Computes start position of samples — get_start

Helper function for data generators. Computes start positions in sequence where samples can be extracted, given maxlen, step size and ambiguous nucleotide constraints.

Usage

get_start_ind(
  seq_vector,
  length_vector,
  maxlen,
  step,
  train_mode = "label",
  discard_amb_nuc = FALSE,
  vocabulary = c("A", "C", "G", "T")
)

Arguments

seq_vector: Vector of character sequences.
length_vector: Length of sequences in seq_vector.
maxlen: Length of one predictor sequence.
step: Distance between samples from one entry in seq_vector.
train_mode: Either "lm" for language model or "label" for label classification.
discard_amb_nuc: Whether to discard all samples that contain characters outside vocabulary.
vocabulary: Vector of allowed characters. Characters outside vocabulary get encoded as specified in ambiguous_nuc.

Value

A numeric vector.

Examples

seq_vector <- c("AAACCCNNNGGGTTT")
get_start_ind(
  seq_vector = seq_vector,
  length_vector = nchar(seq_vector),
  maxlen = 4,
  step = 2,
  train_mode = "label",
  discard_amb_nuc = TRUE,
  vocabulary = c("A", "C", "G", "T"))
#> [1]  1  3 10 12

• Stored records
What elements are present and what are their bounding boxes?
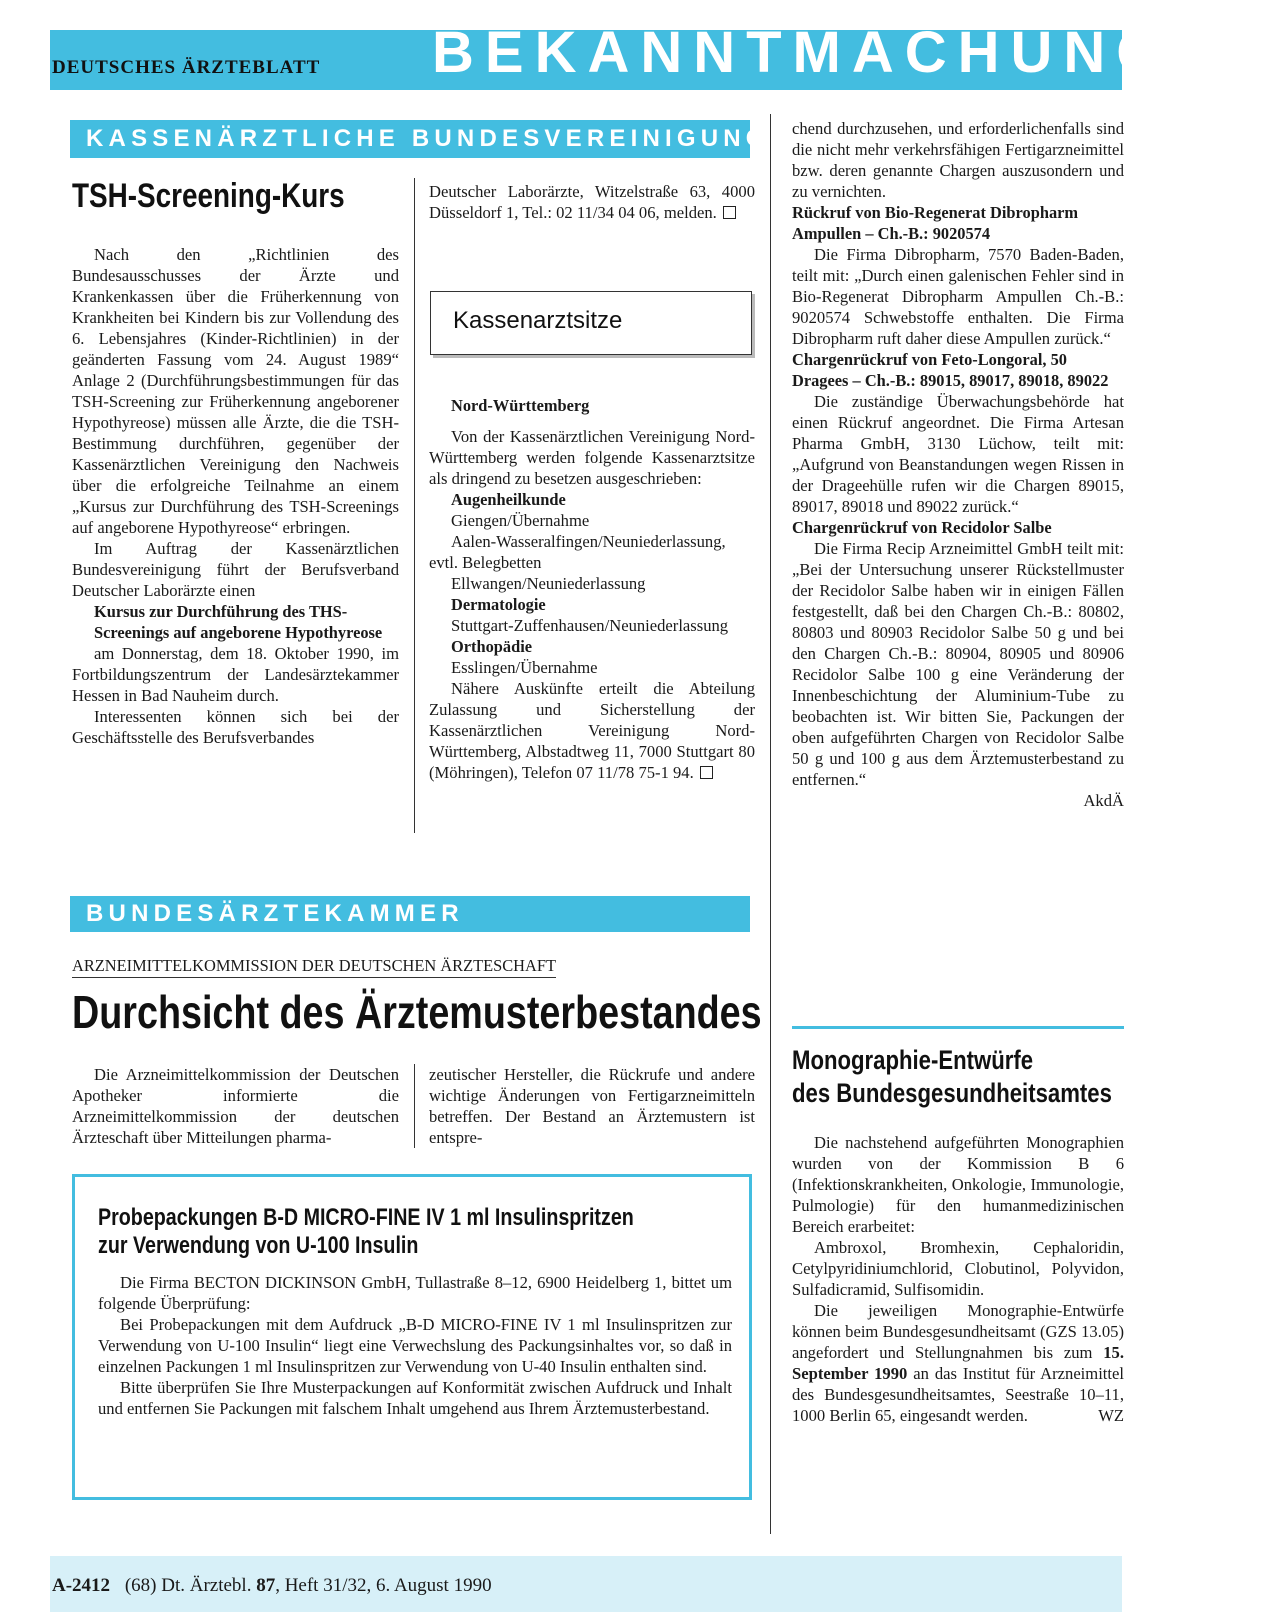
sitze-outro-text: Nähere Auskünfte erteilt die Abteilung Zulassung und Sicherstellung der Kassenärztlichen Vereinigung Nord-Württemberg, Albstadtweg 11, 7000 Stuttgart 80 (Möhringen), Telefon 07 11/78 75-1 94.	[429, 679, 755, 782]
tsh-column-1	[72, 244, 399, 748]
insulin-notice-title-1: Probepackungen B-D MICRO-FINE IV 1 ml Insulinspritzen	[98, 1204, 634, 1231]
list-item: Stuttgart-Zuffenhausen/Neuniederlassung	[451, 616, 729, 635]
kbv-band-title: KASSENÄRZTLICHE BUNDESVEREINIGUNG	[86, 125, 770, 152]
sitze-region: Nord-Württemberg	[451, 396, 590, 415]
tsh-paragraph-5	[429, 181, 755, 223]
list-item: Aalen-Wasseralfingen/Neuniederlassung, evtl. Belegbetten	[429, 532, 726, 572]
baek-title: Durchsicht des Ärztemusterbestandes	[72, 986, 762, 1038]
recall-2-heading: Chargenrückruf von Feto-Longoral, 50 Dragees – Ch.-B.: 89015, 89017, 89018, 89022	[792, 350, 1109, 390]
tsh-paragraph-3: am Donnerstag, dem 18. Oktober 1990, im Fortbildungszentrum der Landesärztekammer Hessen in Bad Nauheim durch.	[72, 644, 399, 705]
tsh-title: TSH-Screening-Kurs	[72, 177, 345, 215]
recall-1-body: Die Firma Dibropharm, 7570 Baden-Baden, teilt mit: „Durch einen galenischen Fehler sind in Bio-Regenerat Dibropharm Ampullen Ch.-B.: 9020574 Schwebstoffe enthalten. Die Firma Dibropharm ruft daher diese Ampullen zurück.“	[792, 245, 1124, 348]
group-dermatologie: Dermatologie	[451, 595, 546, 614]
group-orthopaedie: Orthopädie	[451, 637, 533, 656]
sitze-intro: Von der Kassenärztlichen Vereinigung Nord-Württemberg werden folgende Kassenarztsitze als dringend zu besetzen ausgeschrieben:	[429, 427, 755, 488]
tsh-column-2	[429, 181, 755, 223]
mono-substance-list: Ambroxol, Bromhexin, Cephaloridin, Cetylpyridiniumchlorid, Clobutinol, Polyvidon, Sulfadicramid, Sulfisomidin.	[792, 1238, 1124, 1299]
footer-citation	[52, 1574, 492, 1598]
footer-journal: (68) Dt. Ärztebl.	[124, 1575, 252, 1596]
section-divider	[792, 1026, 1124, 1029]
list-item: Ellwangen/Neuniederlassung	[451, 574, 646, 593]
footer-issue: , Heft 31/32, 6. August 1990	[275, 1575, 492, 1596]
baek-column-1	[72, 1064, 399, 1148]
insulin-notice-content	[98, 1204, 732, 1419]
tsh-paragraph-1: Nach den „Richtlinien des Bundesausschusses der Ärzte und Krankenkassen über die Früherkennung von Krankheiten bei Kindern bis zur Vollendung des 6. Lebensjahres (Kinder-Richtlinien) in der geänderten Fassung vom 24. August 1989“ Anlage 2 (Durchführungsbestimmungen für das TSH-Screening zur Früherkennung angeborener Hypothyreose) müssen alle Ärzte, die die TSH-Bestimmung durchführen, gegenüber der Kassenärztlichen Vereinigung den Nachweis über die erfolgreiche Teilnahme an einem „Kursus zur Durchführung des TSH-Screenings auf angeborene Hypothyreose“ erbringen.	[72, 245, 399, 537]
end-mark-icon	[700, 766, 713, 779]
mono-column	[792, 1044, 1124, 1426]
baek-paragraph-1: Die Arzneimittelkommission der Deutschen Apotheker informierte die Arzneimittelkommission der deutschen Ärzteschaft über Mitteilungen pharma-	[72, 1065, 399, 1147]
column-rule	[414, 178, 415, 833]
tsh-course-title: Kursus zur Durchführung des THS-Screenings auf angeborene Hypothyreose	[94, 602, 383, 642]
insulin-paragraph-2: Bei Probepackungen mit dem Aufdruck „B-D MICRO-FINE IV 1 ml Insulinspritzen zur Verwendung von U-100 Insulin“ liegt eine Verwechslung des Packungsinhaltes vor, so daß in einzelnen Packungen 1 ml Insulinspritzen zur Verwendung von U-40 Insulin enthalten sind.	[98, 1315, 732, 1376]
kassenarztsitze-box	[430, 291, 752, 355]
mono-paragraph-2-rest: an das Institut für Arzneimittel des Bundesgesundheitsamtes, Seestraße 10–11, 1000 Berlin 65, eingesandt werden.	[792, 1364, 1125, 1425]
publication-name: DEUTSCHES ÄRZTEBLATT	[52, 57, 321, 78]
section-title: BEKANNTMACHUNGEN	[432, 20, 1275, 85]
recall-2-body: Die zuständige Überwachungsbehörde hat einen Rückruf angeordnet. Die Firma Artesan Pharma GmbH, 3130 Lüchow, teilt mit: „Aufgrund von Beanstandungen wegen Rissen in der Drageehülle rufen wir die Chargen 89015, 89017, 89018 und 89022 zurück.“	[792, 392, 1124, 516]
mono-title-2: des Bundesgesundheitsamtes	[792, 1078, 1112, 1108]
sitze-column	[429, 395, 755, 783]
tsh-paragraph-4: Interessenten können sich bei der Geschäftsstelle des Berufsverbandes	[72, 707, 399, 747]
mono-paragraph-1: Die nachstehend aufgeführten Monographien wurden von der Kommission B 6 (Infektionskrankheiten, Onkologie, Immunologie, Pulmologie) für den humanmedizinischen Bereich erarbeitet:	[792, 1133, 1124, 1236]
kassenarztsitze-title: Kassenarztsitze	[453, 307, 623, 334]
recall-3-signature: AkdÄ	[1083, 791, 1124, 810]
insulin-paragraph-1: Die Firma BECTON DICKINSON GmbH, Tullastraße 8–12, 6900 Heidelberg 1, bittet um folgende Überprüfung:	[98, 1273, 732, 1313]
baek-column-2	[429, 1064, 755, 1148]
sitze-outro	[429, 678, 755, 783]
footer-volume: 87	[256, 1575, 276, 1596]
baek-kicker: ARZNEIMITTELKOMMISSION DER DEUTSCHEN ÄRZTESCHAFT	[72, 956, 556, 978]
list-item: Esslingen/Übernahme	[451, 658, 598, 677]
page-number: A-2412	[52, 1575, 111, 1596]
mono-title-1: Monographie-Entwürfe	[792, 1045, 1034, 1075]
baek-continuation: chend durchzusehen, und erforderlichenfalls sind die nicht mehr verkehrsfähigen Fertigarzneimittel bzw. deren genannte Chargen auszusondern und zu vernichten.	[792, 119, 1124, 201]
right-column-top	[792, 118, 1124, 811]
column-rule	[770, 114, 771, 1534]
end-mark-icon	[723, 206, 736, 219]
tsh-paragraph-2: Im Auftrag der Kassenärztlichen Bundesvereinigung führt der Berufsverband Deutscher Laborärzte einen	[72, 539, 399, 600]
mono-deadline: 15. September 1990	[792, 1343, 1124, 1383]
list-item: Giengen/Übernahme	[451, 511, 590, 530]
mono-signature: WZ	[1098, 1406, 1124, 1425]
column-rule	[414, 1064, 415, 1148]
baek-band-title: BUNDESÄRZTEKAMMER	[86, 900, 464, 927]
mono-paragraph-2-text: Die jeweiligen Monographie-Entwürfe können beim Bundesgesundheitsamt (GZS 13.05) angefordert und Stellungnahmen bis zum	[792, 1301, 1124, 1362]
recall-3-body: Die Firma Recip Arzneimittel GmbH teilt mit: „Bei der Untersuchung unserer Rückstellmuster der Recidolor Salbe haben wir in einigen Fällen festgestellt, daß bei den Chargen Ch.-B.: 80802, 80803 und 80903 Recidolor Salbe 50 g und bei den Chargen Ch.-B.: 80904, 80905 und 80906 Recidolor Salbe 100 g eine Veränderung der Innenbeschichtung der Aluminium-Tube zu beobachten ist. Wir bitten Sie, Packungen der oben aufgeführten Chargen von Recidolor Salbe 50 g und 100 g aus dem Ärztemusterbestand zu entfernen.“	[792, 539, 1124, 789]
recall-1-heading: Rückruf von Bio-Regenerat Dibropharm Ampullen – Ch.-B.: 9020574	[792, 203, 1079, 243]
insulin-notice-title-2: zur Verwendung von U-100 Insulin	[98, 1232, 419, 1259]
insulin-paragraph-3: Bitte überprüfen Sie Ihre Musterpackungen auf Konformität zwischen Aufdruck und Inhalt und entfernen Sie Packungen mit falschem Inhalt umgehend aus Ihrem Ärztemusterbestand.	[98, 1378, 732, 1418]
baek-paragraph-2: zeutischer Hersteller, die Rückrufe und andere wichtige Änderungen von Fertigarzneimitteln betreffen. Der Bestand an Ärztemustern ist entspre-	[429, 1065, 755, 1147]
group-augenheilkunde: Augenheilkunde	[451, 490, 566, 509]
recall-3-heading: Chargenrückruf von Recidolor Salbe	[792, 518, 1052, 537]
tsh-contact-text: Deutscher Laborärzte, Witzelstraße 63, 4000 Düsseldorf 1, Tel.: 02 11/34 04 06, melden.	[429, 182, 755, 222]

• Requirements
Revise the function documentation from "length_vector: Length of" to "for label classification.", replacing "predictor sequence" with "input sequence".

• Full answer
length_vector: Length of sequences in seq_vector.
maxlen: Length of one input sequence.
step: Distance between samples from one entry in seq_vector.
train_mode: Either "lm" for language model or "label" for label classification.